Records provided:
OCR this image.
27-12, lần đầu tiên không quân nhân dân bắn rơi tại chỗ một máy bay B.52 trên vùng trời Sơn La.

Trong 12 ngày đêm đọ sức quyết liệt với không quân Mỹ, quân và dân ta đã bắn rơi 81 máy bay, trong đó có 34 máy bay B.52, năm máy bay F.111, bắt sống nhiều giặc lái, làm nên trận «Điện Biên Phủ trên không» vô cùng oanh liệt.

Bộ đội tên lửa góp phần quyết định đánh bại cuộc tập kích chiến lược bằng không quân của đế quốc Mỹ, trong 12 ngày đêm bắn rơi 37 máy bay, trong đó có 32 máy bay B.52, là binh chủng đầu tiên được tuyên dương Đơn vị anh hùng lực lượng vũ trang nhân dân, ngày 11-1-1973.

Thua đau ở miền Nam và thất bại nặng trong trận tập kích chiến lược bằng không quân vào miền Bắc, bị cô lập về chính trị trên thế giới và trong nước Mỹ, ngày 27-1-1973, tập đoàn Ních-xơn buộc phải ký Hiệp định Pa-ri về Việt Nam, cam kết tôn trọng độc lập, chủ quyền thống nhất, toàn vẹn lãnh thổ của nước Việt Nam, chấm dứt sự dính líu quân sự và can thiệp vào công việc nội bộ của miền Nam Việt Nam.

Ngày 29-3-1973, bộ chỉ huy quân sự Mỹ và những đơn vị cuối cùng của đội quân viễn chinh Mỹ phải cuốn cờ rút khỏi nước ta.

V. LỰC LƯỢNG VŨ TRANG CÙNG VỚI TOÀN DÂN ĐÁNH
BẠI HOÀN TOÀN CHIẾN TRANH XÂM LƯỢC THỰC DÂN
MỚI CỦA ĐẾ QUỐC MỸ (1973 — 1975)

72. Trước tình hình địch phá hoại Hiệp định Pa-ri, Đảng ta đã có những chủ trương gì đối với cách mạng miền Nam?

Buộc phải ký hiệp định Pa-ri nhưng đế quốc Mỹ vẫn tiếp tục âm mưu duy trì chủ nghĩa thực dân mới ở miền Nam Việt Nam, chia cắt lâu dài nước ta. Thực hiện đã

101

Problem to work on: Repeat back the data above, exact to the last character.

Response to this task:
OCR this image.
27-12, lần đầu tiên không quân nhân dân bắn rơi tại chỗ một máy bay B.52 trên vùng trời Sơn La.

Trong 12 ngày đêm đọ sức quyết liệt với không quân Mỹ, quân và dân ta đã bắn rơi 81 máy bay, trong đó có 34 máy bay B.52, năm máy bay F.111, bắt sống nhiều giặc lái, làm nên trận «Điện Biên Phủ trên không» vô cùng oanh liệt.

Bộ đội tên lửa góp phần quyết định đánh bại cuộc tập kích chiến lược bằng không quân của đế quốc Mỹ, trong 12 ngày đêm bắn rơi 37 máy bay, trong đó có 32 máy bay B.52, là binh chủng đầu tiên được tuyên dương Đơn vị anh hùng lực lượng vũ trang nhân dân, ngày 11-1-1973.

Thua đau ở miền Nam và thất bại nặng trong trận tập kích chiến lược bằng không quân vào miền Bắc, bị cô lập về chính trị trên thế giới và trong nước Mỹ, ngày 27-1-1973, tập đoàn Ních-xơn buộc phải ký Hiệp định Pa-ri về Việt Nam, cam kết tôn trọng độc lập, chủ quyền thống nhất, toàn vẹn lãnh thổ của nước Việt Nam, chấm dứt sự dính líu quân sự và can thiệp vào công việc nội bộ của miền Nam Việt Nam.

Ngày 29-3-1973, bộ chỉ huy quân sự Mỹ và những đơn vị cuối cùng của đội quân viễn chinh Mỹ phải cuốn cờ rút khỏi nước ta.

V. LỰC LƯỢNG VŨ TRANG CÙNG VỚI TOÀN DÂN ĐÁNH
BẠI HOÀN TOÀN CHIẾN TRANH XÂM LƯỢC THỰC DÂN
MỚI CỦA ĐẾ QUỐC MỸ (1973 — 1975)

72. Trước tình hình địch phá hoại Hiệp định Pa-ri, Đảng ta đã có những chủ trương gì đối với cách mạng miền Nam?

Buộc phải ký hiệp định Pa-ri nhưng đế quốc Mỹ vẫn tiếp tục âm mưu duy trì chủ nghĩa thực dân mới ở miền Nam Việt Nam, chia cắt lâu dài nước ta. Thực hiện đã

101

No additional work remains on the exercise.